** Start Provided information **

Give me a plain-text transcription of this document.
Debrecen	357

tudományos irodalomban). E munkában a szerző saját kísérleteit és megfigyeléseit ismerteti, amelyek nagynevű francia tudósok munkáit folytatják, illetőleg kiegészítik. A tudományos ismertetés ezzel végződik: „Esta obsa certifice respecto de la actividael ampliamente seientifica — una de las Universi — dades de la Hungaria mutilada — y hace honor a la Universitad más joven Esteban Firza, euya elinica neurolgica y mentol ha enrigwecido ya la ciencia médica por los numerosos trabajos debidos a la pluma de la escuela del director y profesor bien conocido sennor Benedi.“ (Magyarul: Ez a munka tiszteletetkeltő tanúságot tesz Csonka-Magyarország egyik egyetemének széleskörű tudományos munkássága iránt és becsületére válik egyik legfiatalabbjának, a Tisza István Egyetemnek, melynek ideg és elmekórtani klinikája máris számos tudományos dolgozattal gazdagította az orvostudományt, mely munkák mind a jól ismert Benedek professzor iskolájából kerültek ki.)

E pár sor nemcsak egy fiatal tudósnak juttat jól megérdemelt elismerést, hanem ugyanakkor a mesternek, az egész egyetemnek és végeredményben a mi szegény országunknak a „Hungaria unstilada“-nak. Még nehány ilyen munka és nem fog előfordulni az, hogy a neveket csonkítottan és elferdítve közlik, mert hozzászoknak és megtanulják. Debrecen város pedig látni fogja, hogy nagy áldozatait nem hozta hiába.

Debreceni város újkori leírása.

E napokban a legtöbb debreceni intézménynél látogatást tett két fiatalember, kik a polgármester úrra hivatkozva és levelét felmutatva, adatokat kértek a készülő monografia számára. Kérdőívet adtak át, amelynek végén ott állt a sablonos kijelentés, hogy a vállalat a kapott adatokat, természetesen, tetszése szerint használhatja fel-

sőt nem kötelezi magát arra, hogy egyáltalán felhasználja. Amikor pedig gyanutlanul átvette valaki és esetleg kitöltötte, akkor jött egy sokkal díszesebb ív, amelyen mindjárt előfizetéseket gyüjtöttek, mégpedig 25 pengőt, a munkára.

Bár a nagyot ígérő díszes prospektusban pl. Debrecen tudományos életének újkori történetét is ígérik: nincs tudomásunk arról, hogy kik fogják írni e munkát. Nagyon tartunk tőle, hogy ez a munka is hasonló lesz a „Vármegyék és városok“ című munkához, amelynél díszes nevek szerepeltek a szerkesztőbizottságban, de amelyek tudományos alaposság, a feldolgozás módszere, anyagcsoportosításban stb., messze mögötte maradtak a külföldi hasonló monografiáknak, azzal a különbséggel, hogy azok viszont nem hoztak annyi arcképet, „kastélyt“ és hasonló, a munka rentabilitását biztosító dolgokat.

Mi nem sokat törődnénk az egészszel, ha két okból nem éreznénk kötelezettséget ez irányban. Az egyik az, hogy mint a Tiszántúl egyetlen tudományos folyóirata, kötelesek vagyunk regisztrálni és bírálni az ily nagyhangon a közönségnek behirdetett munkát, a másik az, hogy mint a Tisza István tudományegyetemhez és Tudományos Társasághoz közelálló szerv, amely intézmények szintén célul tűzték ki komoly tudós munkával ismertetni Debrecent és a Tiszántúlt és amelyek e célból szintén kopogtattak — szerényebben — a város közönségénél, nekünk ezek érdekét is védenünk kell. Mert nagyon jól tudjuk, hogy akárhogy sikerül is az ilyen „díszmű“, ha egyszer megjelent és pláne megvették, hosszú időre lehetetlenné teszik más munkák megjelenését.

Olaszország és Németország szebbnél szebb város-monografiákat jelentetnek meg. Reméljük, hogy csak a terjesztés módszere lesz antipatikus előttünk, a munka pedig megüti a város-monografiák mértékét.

** End Provided information **

[Your objective]
Across the preceding material, how many lines contain the word "lesz"? State the number alone.

[Completed exercise]
2